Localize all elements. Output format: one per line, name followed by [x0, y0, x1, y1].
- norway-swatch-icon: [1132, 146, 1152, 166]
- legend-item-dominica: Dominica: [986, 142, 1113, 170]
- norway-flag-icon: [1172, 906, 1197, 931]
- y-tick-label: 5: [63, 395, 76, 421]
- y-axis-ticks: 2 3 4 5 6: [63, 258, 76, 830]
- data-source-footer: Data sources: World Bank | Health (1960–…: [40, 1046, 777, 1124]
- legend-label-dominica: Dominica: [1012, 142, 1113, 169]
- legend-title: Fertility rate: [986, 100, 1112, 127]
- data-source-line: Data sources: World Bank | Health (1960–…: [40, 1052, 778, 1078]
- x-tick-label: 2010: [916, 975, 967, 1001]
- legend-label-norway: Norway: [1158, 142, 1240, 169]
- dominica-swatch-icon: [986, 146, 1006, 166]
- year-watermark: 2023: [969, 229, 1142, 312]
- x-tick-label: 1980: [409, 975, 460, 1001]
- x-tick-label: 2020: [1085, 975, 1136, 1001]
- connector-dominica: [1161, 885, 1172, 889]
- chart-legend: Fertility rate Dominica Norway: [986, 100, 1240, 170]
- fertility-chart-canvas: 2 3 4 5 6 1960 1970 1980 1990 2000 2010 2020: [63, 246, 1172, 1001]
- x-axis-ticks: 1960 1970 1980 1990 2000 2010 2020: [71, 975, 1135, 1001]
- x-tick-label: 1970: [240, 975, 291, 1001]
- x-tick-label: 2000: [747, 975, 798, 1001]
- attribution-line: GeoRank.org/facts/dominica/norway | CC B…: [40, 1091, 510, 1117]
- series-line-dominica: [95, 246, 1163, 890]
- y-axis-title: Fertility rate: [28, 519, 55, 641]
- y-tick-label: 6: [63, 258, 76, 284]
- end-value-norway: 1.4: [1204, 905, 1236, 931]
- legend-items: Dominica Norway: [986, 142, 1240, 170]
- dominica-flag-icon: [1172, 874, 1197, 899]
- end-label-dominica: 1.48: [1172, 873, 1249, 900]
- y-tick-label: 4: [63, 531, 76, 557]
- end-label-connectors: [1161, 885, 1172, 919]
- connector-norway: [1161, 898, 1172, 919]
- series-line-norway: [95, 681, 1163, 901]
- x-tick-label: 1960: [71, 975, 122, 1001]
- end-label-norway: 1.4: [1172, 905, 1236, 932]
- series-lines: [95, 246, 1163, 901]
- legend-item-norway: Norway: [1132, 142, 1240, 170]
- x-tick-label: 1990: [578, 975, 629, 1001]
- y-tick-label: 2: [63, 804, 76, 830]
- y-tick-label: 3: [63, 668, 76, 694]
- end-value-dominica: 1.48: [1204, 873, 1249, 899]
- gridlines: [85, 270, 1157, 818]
^^^^
To be done:
Rewrite the lines starting at the first line and ending at the line that contains "- legend-title: Fertility", with "Data sources" changed to "Sources of data" and nothing else altered.

Written solution:
Localize all elements. Output format: one per line, name followed by [x0, y0, x1, y1].
- norway-swatch-icon: [1132, 146, 1152, 166]
- legend-item-dominica: Dominica: [986, 142, 1113, 170]
- norway-flag-icon: [1172, 906, 1197, 931]
- y-tick-label: 5: [63, 395, 76, 421]
- y-axis-ticks: 2 3 4 5 6: [63, 258, 76, 830]
- data-source-footer: Sources of data: World Bank | Health (1960–…: [40, 1046, 777, 1124]
- legend-label-dominica: Dominica: [1012, 142, 1113, 169]
- legend-title: Fertility rate: [986, 100, 1112, 127]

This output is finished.